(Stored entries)
:::::

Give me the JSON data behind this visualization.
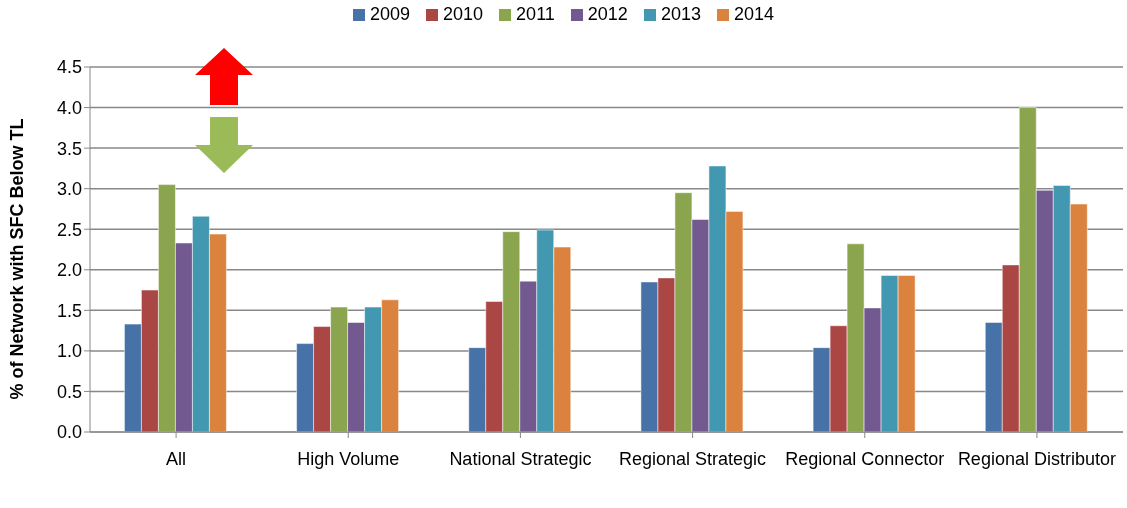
{
  "chart_data": {
    "type": "bar",
    "ylabel": "% of Network with SFC Below TL",
    "categories": [
      "All",
      "High Volume",
      "National Strategic",
      "Regional Strategic",
      "Regional Connector",
      "Regional Distributor"
    ],
    "series": [
      {
        "name": "2009",
        "color": "#4672a8",
        "values": [
          1.33,
          1.09,
          1.04,
          1.85,
          1.04,
          1.35
        ]
      },
      {
        "name": "2010",
        "color": "#aa4644",
        "values": [
          1.75,
          1.3,
          1.61,
          1.9,
          1.31,
          2.06
        ]
      },
      {
        "name": "2011",
        "color": "#8aa54e",
        "values": [
          3.05,
          1.54,
          2.47,
          2.95,
          2.32,
          4.0
        ]
      },
      {
        "name": "2012",
        "color": "#72598f",
        "values": [
          2.33,
          1.35,
          1.86,
          2.62,
          1.53,
          2.98
        ]
      },
      {
        "name": "2013",
        "color": "#4298b0",
        "values": [
          2.66,
          1.54,
          2.49,
          3.28,
          1.93,
          3.04
        ]
      },
      {
        "name": "2014",
        "color": "#db833e",
        "values": [
          2.44,
          1.63,
          2.28,
          2.72,
          1.93,
          2.81
        ]
      }
    ],
    "ylim": [
      0,
      4.5
    ],
    "yticks": [
      {
        "value": 0,
        "label": "0.0"
      },
      {
        "value": 0.5,
        "label": "0.5"
      },
      {
        "value": 1,
        "label": "1.0"
      },
      {
        "value": 1.5,
        "label": "1.5"
      },
      {
        "value": 2,
        "label": "2.0"
      },
      {
        "value": 2.5,
        "label": "2.5"
      },
      {
        "value": 3,
        "label": "3.0"
      },
      {
        "value": 3.5,
        "label": "3.5"
      },
      {
        "value": 4,
        "label": "4.0"
      },
      {
        "value": 4.5,
        "label": "4.5"
      }
    ],
    "grid": "y",
    "legend": "top"
  }
}
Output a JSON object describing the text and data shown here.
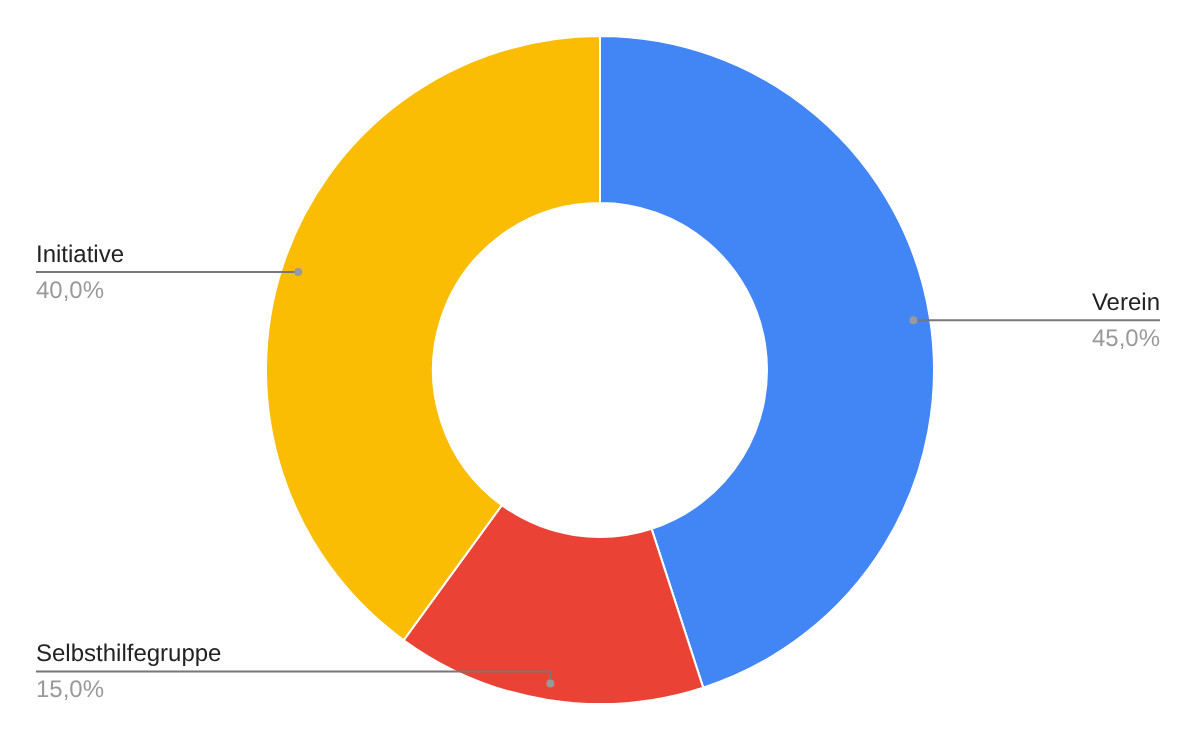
{
  "chart_data": {
    "type": "donut",
    "categories": [
      "Verein",
      "Selbsthilfegruppe",
      "Initiative"
    ],
    "values": [
      45,
      15,
      40
    ],
    "value_labels": [
      "45,0%",
      "15,0%",
      "40,0%"
    ],
    "colors": [
      "#4285f4",
      "#ea4335",
      "#fbbc04"
    ],
    "legend": false
  }
}
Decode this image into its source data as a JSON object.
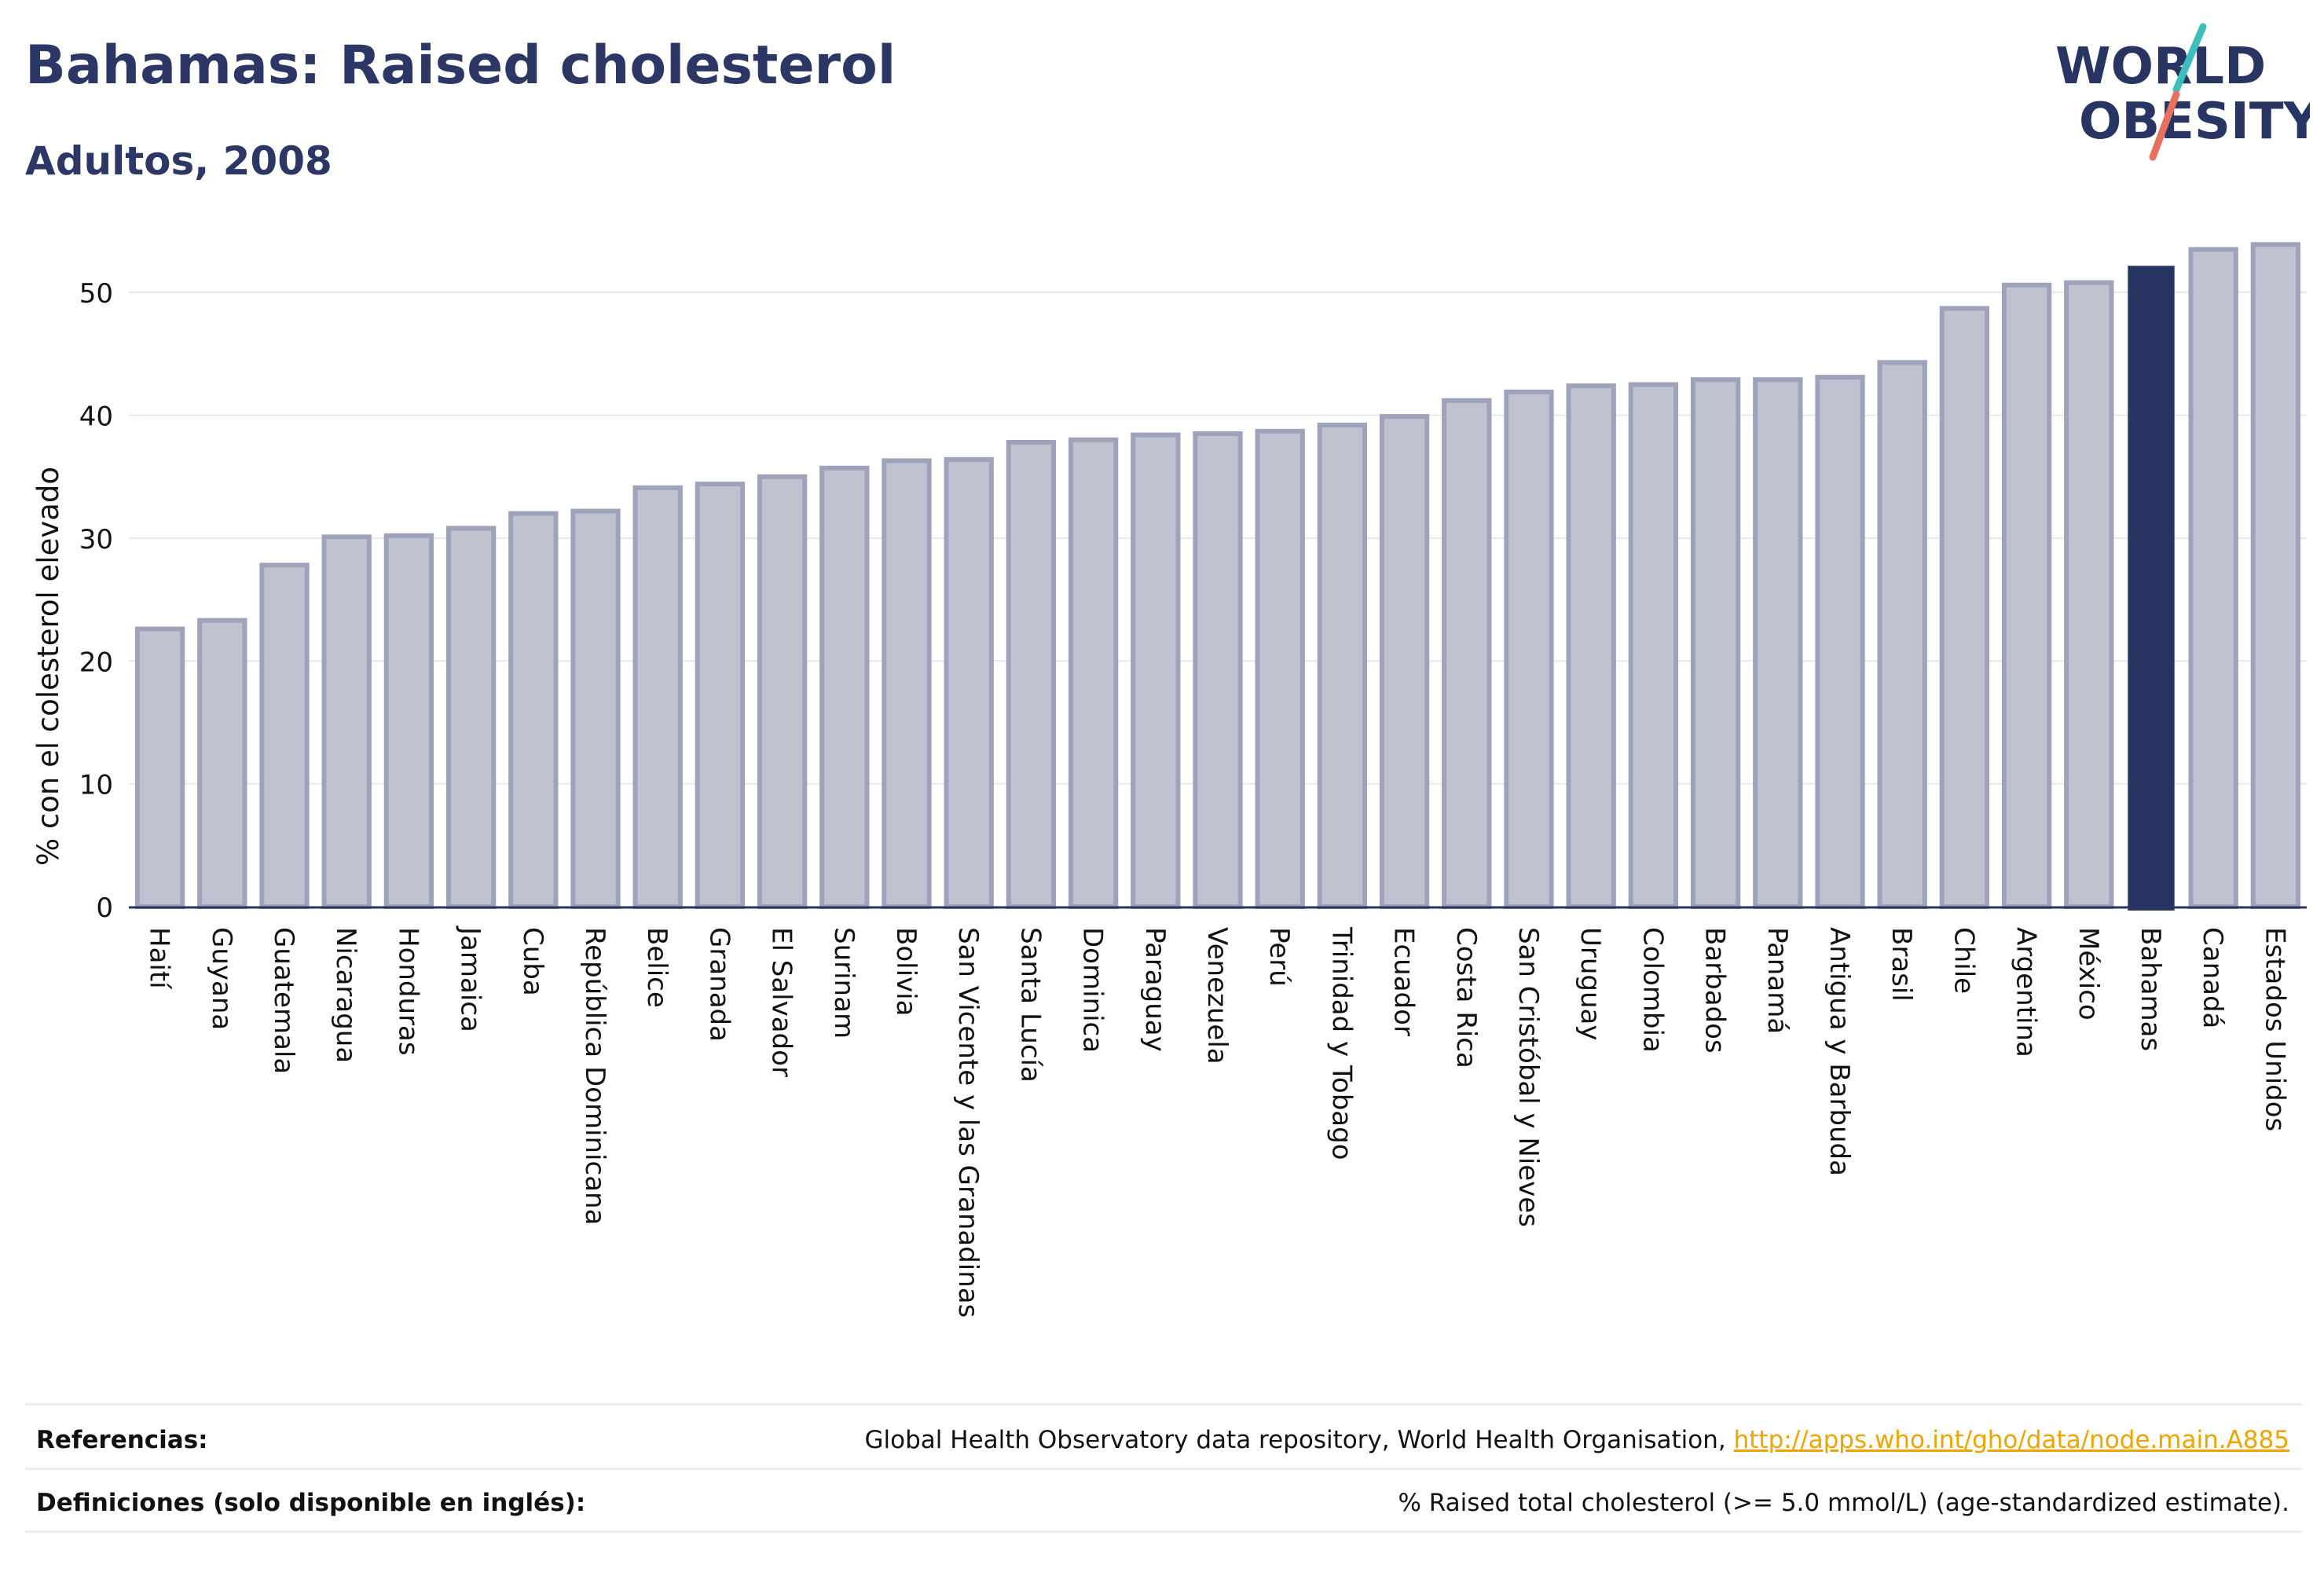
{
  "title": "Bahamas: Raised cholesterol",
  "subtitle": "Adultos, 2008",
  "logo": {
    "line1": "WORLD",
    "line2": "OBESITY"
  },
  "colors": {
    "navy": "#283462",
    "bar_fill": "#bfc3cf",
    "bar_edge": "#9ea3bb",
    "accent_teal": "#3bbfb8",
    "accent_red": "#e8705e",
    "link": "#f0a400"
  },
  "chart_data": {
    "type": "bar",
    "ylabel": "% con el colesterol elevado",
    "ylim": [
      0,
      55
    ],
    "yticks": [
      0,
      10,
      20,
      30,
      40,
      50
    ],
    "grid": true,
    "highlight": "Bahamas",
    "categories": [
      "Haití",
      "Guyana",
      "Guatemala",
      "Nicaragua",
      "Honduras",
      "Jamaica",
      "Cuba",
      "República Dominicana",
      "Belice",
      "Granada",
      "El Salvador",
      "Surinam",
      "Bolivia",
      "San Vicente y las Granadinas",
      "Santa Lucía",
      "Dominica",
      "Paraguay",
      "Venezuela",
      "Perú",
      "Trinidad y Tobago",
      "Ecuador",
      "Costa Rica",
      "San Cristóbal y Nieves",
      "Uruguay",
      "Colombia",
      "Barbados",
      "Panamá",
      "Antigua y Barbuda",
      "Brasil",
      "Chile",
      "Argentina",
      "México",
      "Bahamas",
      "Canadá",
      "Estados Unidos"
    ],
    "values": [
      22.6,
      23.3,
      27.8,
      30.1,
      30.2,
      30.8,
      32.0,
      32.2,
      34.1,
      34.4,
      35.0,
      35.7,
      36.3,
      36.4,
      37.8,
      38.0,
      38.4,
      38.5,
      38.7,
      39.2,
      39.9,
      41.2,
      41.9,
      42.4,
      42.5,
      42.9,
      42.9,
      43.1,
      44.3,
      48.7,
      50.6,
      50.8,
      52.1,
      53.5,
      53.9
    ]
  },
  "footer": {
    "references_label": "Referencias:",
    "references_text": "Global Health Observatory data repository, World Health Organisation, ",
    "references_link": "http://apps.who.int/gho/data/node.main.A885",
    "definitions_label": "Definiciones (solo disponible en inglés):",
    "definitions_text": "% Raised total cholesterol (>= 5.0 mmol/L) (age-standardized estimate)."
  }
}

:::::

AIM
Find the lines containing "this" and pull them out.

CORRECT OUTPUT
Give me the JSON data behind this visualization.
Decode this image into its source data as a JSON object.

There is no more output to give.